--- begin ---
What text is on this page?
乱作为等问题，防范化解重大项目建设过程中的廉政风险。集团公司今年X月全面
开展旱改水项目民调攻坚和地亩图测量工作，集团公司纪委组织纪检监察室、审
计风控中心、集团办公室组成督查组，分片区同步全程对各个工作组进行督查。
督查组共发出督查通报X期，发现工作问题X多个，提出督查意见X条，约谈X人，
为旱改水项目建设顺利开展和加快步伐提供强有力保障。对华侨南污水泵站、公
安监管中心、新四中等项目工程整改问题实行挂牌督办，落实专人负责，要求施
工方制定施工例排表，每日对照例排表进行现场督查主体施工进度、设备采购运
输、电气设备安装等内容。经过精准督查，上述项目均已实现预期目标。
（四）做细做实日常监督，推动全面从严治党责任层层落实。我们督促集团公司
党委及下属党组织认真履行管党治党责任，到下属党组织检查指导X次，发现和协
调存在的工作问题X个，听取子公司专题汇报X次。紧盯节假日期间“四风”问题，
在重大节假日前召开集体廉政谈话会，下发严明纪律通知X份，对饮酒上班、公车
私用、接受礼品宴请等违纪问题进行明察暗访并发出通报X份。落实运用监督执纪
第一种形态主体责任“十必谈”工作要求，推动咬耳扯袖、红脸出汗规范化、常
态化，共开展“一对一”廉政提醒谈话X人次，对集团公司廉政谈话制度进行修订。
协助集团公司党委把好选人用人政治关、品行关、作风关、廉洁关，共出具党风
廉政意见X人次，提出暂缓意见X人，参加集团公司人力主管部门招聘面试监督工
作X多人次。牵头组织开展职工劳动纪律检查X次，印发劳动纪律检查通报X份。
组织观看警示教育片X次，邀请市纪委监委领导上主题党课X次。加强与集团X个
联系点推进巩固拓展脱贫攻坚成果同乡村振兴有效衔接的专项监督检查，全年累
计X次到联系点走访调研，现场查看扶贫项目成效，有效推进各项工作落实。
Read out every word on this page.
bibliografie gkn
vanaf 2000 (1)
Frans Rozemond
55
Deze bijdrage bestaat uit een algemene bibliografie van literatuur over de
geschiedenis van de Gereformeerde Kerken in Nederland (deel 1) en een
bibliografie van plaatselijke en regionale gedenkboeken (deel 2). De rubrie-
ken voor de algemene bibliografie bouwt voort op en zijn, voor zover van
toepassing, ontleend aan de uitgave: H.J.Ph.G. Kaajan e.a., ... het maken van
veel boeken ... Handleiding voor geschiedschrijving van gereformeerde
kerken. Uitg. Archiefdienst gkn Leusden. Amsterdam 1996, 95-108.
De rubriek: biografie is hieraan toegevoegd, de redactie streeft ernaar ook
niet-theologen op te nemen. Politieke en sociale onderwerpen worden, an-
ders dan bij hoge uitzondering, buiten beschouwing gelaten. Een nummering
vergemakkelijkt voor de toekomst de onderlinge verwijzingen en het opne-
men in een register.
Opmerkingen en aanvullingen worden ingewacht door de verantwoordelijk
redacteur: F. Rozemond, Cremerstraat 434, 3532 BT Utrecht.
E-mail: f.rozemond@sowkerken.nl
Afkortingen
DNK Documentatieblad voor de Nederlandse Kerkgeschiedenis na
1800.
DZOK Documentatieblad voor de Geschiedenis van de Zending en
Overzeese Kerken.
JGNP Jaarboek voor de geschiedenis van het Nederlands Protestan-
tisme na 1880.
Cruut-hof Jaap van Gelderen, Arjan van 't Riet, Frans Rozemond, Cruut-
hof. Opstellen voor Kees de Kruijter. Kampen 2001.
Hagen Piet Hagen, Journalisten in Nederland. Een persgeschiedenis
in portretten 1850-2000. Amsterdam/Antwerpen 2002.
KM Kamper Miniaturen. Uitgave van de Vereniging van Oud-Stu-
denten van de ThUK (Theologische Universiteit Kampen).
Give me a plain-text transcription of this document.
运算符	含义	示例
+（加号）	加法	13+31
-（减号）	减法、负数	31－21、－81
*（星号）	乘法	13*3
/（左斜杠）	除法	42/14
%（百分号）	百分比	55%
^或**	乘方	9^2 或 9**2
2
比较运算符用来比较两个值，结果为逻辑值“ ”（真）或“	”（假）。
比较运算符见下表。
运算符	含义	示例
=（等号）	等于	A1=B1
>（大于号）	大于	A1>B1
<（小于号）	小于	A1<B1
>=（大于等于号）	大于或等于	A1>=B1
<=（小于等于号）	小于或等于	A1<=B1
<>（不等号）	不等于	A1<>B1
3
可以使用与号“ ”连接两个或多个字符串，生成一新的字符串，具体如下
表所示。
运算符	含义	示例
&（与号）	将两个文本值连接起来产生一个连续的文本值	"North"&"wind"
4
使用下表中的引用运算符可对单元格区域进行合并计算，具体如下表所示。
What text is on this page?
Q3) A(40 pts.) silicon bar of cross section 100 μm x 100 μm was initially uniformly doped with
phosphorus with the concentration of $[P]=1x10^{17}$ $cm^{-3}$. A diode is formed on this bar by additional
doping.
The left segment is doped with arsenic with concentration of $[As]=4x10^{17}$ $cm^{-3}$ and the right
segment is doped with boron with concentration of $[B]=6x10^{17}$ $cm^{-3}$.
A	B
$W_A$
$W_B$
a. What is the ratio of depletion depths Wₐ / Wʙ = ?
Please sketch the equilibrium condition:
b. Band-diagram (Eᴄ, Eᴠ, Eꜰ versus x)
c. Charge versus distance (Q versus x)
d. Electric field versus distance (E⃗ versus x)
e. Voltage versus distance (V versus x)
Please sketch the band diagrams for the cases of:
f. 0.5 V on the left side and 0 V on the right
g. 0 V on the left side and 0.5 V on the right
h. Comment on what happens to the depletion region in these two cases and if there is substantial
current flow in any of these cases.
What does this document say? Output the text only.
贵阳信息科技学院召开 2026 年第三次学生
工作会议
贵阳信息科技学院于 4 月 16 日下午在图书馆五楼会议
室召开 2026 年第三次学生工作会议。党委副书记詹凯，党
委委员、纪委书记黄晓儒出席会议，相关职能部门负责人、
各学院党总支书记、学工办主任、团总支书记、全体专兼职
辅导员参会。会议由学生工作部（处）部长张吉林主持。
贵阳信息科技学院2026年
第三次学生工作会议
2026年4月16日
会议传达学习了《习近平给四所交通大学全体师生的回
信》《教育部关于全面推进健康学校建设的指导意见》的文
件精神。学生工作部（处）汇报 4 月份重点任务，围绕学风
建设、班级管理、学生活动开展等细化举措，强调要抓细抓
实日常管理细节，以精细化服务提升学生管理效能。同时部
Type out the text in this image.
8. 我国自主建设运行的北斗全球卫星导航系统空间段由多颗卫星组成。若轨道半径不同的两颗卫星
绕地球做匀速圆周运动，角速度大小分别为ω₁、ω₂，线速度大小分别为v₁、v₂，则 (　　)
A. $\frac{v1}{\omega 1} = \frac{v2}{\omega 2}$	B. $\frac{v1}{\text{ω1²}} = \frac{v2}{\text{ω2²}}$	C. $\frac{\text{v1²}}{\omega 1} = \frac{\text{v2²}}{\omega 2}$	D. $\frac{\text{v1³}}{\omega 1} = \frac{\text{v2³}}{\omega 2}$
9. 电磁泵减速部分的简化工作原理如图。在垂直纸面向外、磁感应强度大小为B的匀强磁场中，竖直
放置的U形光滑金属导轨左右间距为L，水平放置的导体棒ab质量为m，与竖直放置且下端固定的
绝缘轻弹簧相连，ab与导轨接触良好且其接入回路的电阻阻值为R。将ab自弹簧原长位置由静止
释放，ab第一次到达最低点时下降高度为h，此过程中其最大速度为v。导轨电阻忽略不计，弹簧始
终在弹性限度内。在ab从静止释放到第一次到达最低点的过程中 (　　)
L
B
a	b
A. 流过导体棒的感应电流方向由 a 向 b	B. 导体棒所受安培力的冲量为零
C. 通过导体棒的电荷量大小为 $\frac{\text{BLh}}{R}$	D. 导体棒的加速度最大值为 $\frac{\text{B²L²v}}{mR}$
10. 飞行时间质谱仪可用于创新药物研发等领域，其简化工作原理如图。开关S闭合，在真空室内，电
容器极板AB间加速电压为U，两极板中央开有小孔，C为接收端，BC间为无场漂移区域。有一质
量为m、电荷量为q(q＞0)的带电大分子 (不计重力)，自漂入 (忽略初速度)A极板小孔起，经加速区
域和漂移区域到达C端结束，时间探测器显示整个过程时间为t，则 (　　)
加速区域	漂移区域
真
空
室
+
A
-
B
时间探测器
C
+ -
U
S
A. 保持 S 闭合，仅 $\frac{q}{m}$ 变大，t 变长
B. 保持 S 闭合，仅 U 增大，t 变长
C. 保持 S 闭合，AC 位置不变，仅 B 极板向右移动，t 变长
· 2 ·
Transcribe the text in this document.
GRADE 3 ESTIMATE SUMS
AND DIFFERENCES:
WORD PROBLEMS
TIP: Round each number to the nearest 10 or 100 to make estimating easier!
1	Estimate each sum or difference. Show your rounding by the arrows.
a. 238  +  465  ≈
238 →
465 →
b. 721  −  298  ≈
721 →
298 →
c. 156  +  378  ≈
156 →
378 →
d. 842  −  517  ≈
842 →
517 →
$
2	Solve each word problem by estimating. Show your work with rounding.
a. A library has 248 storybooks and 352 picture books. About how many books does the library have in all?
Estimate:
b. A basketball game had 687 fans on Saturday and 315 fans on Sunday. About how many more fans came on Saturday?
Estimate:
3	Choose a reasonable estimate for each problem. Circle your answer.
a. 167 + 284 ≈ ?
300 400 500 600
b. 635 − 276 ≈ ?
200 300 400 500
--- end ---
-- TASK DESCRIPTION --
What is the number of lines that hold the string "depletion"? Give it alone.

-- FULL OUTPUT --
2